◆ The problem:
Omit the images, then print each record below exactly as it reads.
____________
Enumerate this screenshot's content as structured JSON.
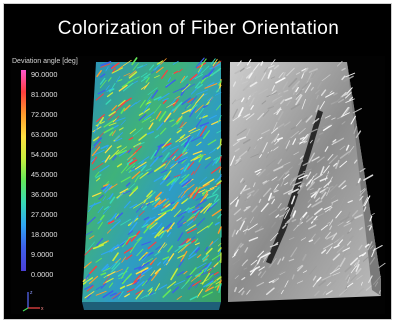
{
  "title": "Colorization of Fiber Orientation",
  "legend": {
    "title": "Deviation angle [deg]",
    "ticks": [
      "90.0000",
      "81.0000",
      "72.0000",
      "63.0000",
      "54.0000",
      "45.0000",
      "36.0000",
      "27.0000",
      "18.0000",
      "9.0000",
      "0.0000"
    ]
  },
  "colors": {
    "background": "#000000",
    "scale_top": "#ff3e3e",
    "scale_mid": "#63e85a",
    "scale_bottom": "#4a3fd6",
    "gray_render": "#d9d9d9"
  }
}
____________
◆ Complete response:
Enumerate this screenshot's content as structured JSON.
{
  "title": "Colorization of Fiber Orientation",
  "legend": {
    "title": "Deviation angle [deg]",
    "ticks": [
      "90.0000",
      "81.0000",
      "72.0000",
      "63.0000",
      "54.0000",
      "45.0000",
      "36.0000",
      "27.0000",
      "18.0000",
      "9.0000",
      "0.0000"
    ]
  },
  "colors": {
    "background": "#000000",
    "scale_top": "#ff3e3e",
    "scale_mid": "#63e85a",
    "scale_bottom": "#4a3fd6",
    "gray_render": "#d9d9d9"
  }
}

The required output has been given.